Required work:
Reproduce all the entries exactly.

Records shown:
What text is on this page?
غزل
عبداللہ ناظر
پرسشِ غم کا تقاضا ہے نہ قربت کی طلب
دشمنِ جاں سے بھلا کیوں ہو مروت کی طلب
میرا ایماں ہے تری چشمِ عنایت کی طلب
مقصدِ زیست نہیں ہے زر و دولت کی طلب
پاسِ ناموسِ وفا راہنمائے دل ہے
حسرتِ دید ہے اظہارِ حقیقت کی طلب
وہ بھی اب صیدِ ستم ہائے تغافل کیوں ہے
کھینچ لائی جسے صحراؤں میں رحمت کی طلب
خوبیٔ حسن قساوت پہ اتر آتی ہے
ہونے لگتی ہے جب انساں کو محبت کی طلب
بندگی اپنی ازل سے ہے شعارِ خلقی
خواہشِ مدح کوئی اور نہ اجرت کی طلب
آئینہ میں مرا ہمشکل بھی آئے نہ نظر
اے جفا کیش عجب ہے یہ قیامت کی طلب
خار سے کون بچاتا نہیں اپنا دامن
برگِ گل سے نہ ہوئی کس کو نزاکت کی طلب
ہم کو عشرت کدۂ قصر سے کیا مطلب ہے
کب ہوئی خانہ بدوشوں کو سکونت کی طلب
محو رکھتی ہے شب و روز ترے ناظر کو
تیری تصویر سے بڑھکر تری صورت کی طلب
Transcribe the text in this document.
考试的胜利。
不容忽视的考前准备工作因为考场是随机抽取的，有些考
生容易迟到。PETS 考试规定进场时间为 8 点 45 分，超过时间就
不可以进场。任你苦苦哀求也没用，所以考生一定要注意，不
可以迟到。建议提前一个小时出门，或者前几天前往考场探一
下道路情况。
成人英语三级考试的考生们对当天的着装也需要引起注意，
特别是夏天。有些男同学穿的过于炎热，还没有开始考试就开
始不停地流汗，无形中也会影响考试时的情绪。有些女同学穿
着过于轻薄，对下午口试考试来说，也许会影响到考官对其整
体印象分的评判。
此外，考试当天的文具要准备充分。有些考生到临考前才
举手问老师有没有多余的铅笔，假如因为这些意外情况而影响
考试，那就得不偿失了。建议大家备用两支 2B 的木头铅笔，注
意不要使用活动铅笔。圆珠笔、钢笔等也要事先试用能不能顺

Written answer:
What text is on this page?
غزل
عبداللہ ناظر
پرسشِ غم کا تقاضا ہے نہ قربت کی طلب
دشمنِ جاں سے بھلا کیوں ہو مروت کی طلب
میرا ایماں ہے تری چشمِ عنایت کی طلب
مقصدِ زیست نہیں ہے زر و دولت کی طلب
پاسِ ناموسِ وفا راہنمائے دل ہے
حسرتِ دید ہے اظہارِ حقیقت کی طلب
وہ بھی اب صیدِ ستم ہائے تغافل کیوں ہے
کھینچ لائی جسے صحراؤں میں رحمت کی طلب
خوبیٔ حسن قساوت پہ اتر آتی ہے
ہونے لگتی ہے جب انساں کو محبت کی طلب
بندگی اپنی ازل سے ہے شعارِ خلقی
خواہشِ مدح کوئی اور نہ اجرت کی طلب
آئینہ میں مرا ہمشکل بھی آئے نہ نظر
اے جفا کیش عجب ہے یہ قیامت کی طلب
خار سے کون بچاتا نہیں اپنا دامن
برگِ گل سے نہ ہوئی کس کو نزاکت کی طلب
ہم کو عشرت کدۂ قصر سے کیا مطلب ہے
کب ہوئی خانہ بدوشوں کو سکونت کی طلب
محو رکھتی ہے شب و روز ترے ناظر کو
تیری تصویر سے بڑھکر تری صورت کی طلب
Transcribe the text in this document.
考试的胜利。
不容忽视的考前准备工作因为考场是随机抽取的，有些考
生容易迟到。PETS 考试规定进场时间为 8 点 45 分，超过时间就
不可以进场。任你苦苦哀求也没用，所以考生一定要注意，不
可以迟到。建议提前一个小时出门，或者前几天前往考场探一
下道路情况。
成人英语三级考试的考生们对当天的着装也需要引起注意，
特别是夏天。有些男同学穿的过于炎热，还没有开始考试就开
始不停地流汗，无形中也会影响考试时的情绪。有些女同学穿
着过于轻薄，对下午口试考试来说，也许会影响到考官对其整
体印象分的评判。
此外，考试当天的文具要准备充分。有些考生到临考前才
举手问老师有没有多余的铅笔，假如因为这些意外情况而影响
考试，那就得不偿失了。建议大家备用两支 2B 的木头铅笔，注
意不要使用活动铅笔。圆珠笔、钢笔等也要事先试用能不能顺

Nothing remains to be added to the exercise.